## [PROBLEM DETAILS]
Pull each line containing "this" out of the data and copy it.

## [INPUT RECORDS]
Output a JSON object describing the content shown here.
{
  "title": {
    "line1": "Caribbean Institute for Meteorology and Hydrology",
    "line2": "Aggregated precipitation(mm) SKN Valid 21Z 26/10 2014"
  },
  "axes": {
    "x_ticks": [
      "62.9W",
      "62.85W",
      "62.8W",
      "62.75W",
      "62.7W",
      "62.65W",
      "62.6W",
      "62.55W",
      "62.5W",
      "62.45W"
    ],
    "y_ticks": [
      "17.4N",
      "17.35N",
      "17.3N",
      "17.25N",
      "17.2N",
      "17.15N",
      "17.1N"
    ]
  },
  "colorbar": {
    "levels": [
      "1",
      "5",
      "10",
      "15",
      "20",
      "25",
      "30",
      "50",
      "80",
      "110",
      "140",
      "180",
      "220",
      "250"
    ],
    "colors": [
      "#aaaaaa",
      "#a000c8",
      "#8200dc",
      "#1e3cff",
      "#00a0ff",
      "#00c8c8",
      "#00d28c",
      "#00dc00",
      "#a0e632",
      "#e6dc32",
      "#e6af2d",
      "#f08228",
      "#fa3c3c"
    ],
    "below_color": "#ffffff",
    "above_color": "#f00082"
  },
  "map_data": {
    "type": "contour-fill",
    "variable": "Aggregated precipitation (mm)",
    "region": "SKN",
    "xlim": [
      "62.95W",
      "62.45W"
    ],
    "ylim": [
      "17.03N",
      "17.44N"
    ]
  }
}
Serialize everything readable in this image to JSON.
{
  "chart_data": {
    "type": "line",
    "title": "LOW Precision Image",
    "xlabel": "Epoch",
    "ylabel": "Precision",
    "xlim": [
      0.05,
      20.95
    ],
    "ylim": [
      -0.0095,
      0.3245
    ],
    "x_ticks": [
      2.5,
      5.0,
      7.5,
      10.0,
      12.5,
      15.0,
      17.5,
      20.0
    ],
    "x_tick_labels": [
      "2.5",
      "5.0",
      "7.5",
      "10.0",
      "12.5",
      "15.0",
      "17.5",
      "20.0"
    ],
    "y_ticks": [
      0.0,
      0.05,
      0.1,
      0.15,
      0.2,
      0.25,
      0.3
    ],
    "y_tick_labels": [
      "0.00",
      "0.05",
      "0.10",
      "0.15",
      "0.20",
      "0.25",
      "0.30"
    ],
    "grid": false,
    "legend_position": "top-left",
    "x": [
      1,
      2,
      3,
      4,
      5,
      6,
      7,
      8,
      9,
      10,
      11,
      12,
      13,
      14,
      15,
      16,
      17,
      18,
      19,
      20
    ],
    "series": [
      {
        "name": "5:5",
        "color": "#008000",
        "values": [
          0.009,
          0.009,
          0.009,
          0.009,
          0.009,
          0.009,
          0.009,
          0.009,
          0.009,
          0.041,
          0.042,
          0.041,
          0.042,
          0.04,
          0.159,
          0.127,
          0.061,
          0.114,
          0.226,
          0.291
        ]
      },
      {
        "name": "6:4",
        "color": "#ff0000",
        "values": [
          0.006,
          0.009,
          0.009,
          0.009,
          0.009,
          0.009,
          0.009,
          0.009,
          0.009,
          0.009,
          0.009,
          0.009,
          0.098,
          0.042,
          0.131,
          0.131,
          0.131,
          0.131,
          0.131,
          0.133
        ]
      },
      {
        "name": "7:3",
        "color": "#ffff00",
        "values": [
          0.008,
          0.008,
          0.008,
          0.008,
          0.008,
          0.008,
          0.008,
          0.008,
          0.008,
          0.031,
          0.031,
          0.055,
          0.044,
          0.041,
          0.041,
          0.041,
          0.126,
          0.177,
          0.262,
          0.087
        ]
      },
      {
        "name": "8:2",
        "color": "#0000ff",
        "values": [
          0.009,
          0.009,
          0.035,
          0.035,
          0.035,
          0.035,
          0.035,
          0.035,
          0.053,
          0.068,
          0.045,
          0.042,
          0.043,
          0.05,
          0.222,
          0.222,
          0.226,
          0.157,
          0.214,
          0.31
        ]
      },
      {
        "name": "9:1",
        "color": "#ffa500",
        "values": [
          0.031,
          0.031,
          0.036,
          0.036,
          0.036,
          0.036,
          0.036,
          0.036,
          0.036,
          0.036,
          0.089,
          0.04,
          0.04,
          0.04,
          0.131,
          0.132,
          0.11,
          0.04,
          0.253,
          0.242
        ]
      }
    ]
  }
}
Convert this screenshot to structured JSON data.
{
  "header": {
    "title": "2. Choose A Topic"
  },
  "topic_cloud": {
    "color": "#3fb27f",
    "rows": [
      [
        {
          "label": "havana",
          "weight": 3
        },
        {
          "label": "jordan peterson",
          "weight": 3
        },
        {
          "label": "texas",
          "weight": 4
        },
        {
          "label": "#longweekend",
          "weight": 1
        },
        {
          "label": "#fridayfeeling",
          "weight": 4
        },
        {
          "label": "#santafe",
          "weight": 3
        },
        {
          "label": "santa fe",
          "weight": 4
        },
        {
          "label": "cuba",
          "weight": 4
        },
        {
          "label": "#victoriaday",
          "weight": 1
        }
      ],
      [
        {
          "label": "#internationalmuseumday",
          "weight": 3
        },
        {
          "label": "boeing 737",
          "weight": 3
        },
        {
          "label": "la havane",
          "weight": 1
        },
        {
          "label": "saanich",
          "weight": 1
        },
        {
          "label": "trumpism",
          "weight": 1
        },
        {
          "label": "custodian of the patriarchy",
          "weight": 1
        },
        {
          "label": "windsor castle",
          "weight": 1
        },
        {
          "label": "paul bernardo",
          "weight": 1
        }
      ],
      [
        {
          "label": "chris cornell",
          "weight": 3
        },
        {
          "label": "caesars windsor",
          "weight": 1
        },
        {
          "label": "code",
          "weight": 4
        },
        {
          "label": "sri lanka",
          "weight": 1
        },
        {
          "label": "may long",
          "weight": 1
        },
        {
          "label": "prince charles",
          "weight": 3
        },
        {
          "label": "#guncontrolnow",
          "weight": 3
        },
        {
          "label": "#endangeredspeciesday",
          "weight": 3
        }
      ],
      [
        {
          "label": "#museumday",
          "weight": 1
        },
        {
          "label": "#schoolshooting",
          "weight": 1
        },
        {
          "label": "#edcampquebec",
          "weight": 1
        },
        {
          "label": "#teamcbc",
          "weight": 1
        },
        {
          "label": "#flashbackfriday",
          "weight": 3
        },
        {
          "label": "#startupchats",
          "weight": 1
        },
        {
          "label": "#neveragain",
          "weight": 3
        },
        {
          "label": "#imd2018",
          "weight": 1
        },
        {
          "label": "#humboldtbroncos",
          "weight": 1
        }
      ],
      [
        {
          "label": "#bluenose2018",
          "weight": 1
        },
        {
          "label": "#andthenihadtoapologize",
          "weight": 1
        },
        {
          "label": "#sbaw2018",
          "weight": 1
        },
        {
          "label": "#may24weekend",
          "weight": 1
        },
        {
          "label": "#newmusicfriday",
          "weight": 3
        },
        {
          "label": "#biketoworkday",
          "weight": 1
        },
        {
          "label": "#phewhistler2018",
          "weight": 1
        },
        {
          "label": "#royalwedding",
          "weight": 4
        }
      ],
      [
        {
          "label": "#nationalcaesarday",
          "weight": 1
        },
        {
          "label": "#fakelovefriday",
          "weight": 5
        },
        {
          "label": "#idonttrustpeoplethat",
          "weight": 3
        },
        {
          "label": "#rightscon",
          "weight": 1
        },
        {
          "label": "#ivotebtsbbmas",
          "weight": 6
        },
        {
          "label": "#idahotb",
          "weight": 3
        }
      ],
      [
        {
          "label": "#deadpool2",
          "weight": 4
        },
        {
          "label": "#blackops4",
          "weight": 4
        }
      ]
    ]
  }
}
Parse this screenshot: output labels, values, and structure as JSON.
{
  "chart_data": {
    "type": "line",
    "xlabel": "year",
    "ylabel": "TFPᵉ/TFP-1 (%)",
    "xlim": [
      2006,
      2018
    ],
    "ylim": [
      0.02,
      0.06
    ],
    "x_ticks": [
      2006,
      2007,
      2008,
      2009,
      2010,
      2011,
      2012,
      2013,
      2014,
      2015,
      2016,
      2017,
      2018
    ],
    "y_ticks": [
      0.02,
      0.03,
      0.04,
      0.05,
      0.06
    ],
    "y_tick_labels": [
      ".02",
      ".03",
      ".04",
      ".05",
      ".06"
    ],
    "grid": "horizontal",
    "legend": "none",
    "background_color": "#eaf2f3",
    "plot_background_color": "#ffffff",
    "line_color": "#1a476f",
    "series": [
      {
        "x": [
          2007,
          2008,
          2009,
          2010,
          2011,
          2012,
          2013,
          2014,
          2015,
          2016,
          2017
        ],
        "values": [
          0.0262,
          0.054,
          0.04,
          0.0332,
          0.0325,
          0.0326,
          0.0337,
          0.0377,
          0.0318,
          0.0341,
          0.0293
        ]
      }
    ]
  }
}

## [RIGHT ANSWER]
Serialize everything readable in this image to JSON.
Convert this screenshot to structured JSON data.
Parse this screenshot: output labels, values, and structure as JSON.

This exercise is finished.